-- START OF MATERIALS PROVIDED --

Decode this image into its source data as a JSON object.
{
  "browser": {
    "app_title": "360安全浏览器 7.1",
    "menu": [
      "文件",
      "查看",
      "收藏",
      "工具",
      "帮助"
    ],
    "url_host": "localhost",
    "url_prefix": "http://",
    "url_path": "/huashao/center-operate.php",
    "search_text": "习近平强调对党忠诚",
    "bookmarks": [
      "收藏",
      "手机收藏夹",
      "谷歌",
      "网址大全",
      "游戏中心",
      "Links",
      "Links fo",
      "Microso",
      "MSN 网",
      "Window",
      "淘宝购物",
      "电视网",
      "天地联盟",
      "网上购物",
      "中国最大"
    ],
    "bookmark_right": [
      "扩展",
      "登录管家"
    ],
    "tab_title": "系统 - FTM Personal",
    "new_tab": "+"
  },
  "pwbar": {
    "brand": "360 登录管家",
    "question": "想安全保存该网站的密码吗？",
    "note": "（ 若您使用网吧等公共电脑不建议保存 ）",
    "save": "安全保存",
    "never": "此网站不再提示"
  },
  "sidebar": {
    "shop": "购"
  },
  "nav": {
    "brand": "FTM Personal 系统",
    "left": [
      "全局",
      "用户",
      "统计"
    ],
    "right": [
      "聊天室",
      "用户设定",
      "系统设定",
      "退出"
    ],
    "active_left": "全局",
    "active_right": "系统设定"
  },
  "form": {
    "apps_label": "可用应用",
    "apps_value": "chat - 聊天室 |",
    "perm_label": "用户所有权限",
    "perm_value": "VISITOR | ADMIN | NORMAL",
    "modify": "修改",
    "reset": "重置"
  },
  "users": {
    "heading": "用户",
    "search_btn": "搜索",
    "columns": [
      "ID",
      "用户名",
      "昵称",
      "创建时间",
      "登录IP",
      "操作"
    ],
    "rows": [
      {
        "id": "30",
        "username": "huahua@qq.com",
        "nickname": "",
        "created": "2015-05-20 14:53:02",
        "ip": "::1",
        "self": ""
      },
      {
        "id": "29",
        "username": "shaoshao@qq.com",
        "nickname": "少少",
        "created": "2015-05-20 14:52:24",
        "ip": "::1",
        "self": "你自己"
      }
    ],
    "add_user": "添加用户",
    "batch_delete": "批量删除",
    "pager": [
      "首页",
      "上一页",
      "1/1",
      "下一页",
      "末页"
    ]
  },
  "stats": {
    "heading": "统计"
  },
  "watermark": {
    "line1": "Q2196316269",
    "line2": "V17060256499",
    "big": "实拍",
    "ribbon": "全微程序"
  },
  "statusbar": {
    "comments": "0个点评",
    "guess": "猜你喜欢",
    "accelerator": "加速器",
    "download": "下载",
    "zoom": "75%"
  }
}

-- END OF MATERIALS PROVIDED --

### PROBLEM DETAILS
Print out all the entries precisely as written.

### RESULT OF THIS EXERCISE
Decode this image into its source data as a JSON object.
{
  "browser": {
    "app_title": "360安全浏览器 7.1",
    "menu": [
      "文件",
      "查看",
      "收藏",
      "工具",
      "帮助"
    ],
    "url_host": "localhost",
    "url_prefix": "http://",
    "url_path": "/huashao/center-operate.php",
    "search_text": "习近平强调对党忠诚",
    "bookmarks": [
      "收藏",
      "手机收藏夹",
      "谷歌",
      "网址大全",
      "游戏中心",
      "Links",
      "Links fo",
      "Microso",
      "MSN 网",
      "Window",
      "淘宝购物",
      "电视网",
      "天地联盟",
      "网上购物",
      "中国最大"
    ],
    "bookmark_right": [
      "扩展",
      "登录管家"
    ],
    "tab_title": "系统 - FTM Personal",
    "new_tab": "+"
  },
  "pwbar": {
    "brand": "360 登录管家",
    "question": "想安全保存该网站的密码吗？",
    "note": "（ 若您使用网吧等公共电脑不建议保存 ）",
    "save": "安全保存",
    "never": "此网站不再提示"
  },
  "sidebar": {
    "shop": "购"
  },
  "nav": {
    "brand": "FTM Personal 系统",
    "left": [
      "全局",
      "用户",
      "统计"
    ],
    "right": [
      "聊天室",
      "用户设定",
      "系统设定",
      "退出"
    ],
    "active_left": "全局",
    "active_right": "系统设定"
  },
  "form": {
    "apps_label": "可用应用",
    "apps_value": "chat - 聊天室 |",
    "perm_label": "用户所有权限",
    "perm_value": "VISITOR | ADMIN | NORMAL",
    "modify": "修改",
    "reset": "重置"
  },
  "users": {
    "heading": "用户",
    "search_btn": "搜索",
    "columns": [
      "ID",
      "用户名",
      "昵称",
      "创建时间",
      "登录IP",
      "操作"
    ],
    "rows": [
      {
        "id": "30",
        "username": "huahua@qq.com",
        "nickname": "",
        "created": "2015-05-20 14:53:02",
        "ip": "::1",
        "self": ""
      },
      {
        "id": "29",
        "username": "shaoshao@qq.com",
        "nickname": "少少",
        "created": "2015-05-20 14:52:24",
        "ip": "::1",
        "self": "你自己"
      }
    ],
    "add_user": "添加用户",
    "batch_delete": "批量删除",
    "pager": [
      "首页",
      "上一页",
      "1/1",
      "下一页",
      "末页"
    ]
  },
  "stats": {
    "heading": "统计"
  },
  "watermark": {
    "line1": "Q2196316269",
    "line2": "V17060256499",
    "big": "实拍",
    "ribbon": "全微程序"
  },
  "statusbar": {
    "comments": "0个点评",
    "guess": "猜你喜欢",
    "accelerator": "加速器",
    "download": "下载",
    "zoom": "75%"
  }
}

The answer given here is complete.